When that belief system is questioned, no matter how obliquely, UFO’s “believers” move aggressively to squelch the heterodoxy.

This is what happened when Mr. Bragalia had the temerity to suggest that the 1964 Socorro sighting was a prank promulgated by students at the New Mexico Institute of Mining and Technology.

Ufologist Ray Stanford became particularly exercised by Mr. Bragalia’s assertion(s). Why?

Mr. Stanford’s “fame” in the UFO community – he has none in the real world – rests on his intrepid “investigation” of the Socorro episode, almost immediately after it occurred.

His book about the sighting has become a UFO Bible of sorts for the Socorro event and its aftermath.

If someone were to rebuke Mr. Stanford’s “research,” he would be left without the legacy he has accumulated for the past forty-five years. So one can understand his pique and desperate attempts to protect his turf.

David Rudiak, another ET die-hard, also came out of the woodwork to take on Mr. Bragalia’s thesis. Mr. Rudiak is nothing if not thorough in his attention to minutiae of various UFO accounts – Roswell and Socorro among them.

.....

Work task 1 >>
In the excerpt about the Socorro sighting, what did Mr. Bragalia suggest the 1964 sighting was?
Work task 2 >>
Summarize the excerpt about the Socorro sighting in two sentences.
The records are separate material and are not part of the text.

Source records
.....

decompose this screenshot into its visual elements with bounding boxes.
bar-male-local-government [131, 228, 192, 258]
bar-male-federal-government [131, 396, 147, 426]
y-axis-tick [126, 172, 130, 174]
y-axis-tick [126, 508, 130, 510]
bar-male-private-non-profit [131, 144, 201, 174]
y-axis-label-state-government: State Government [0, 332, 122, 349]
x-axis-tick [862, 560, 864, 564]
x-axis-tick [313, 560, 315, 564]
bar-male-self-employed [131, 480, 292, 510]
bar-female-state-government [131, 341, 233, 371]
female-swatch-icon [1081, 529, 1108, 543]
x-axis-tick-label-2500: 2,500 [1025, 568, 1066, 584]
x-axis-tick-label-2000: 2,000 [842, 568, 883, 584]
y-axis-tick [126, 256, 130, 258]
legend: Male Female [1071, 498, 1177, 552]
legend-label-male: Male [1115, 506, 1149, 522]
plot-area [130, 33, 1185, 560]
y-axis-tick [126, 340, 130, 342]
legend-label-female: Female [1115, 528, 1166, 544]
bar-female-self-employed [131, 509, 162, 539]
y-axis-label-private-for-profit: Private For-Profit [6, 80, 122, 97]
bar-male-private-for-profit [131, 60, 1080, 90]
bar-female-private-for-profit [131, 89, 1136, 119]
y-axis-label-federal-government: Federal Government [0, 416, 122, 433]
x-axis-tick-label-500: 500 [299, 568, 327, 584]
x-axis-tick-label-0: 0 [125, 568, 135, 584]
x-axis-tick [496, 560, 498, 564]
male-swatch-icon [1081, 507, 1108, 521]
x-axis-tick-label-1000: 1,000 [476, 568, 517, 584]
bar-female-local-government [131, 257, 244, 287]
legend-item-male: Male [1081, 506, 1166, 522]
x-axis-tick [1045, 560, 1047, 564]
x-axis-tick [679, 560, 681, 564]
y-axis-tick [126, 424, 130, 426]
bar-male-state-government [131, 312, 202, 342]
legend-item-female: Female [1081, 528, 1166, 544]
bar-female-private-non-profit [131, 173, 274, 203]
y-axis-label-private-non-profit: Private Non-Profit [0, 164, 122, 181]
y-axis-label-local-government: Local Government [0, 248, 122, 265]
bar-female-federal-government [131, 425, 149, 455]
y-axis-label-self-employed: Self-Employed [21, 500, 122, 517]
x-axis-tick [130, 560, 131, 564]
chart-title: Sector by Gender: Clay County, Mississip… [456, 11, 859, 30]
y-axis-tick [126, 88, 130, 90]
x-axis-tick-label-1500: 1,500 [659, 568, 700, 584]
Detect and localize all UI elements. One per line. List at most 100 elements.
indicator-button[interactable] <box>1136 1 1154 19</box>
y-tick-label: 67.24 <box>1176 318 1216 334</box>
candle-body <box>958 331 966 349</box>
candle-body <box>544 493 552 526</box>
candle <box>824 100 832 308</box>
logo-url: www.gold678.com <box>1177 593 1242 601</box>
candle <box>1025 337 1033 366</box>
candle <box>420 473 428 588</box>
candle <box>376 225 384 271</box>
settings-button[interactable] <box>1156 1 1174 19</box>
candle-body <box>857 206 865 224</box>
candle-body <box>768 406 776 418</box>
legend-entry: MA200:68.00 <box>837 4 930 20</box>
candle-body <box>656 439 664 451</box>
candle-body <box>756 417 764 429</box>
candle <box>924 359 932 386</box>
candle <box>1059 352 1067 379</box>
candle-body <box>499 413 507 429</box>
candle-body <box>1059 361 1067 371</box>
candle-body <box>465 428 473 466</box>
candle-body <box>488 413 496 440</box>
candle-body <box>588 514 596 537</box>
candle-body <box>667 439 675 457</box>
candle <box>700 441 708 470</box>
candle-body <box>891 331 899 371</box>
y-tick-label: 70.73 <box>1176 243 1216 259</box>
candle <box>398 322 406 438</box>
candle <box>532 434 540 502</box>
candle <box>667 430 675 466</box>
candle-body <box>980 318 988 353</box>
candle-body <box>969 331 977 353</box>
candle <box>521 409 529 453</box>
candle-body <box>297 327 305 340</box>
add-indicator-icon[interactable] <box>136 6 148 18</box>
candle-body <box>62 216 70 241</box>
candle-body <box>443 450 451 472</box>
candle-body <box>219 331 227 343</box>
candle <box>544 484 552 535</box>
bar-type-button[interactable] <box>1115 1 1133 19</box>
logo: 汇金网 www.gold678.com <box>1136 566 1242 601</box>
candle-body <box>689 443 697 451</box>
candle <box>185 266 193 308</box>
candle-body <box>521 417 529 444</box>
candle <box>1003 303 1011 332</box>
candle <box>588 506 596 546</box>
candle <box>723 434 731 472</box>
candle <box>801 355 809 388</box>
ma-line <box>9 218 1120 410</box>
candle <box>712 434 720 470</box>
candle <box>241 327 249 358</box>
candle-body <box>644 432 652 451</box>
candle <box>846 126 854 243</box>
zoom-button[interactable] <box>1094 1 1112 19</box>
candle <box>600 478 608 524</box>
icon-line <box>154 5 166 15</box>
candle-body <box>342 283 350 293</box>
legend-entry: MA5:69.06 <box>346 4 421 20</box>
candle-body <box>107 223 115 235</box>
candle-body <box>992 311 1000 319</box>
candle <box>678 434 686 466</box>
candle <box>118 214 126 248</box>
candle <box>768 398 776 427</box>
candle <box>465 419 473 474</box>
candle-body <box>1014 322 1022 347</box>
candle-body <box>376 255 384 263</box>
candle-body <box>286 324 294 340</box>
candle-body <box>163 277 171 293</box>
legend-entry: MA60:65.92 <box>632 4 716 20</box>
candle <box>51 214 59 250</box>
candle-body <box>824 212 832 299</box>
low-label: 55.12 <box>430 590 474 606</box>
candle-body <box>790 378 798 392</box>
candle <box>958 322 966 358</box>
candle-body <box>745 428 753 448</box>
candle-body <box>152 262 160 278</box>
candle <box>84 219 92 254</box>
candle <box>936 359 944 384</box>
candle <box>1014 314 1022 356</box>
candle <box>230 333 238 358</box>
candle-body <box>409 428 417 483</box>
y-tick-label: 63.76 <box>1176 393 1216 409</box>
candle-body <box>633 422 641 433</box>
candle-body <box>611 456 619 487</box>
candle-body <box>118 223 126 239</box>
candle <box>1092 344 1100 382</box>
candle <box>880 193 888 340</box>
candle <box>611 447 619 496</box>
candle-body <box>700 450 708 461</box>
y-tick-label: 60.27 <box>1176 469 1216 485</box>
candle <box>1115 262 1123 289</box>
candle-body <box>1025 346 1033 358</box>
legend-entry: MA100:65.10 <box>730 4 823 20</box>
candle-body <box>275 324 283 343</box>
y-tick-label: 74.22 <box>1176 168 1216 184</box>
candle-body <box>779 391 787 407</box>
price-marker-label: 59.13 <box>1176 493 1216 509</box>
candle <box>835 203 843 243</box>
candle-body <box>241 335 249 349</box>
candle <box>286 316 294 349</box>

.....

Answer space 1 >>
A prank promulgated by students at the New Mexico Institute of Mining and Technology.

Answer space 2 >>
When Mr. Bragalia suggested that the 1964 Socorro sighting was a prank by students at the New Mexico Institute of Mining and Technology, UFO believers moved to squelch the idea. Ray Stanford, whose standing in the UFO community rests on his investigation of the episode and his book about it, objected strongly, and David Rudiak also challenged Bragalia's thesis.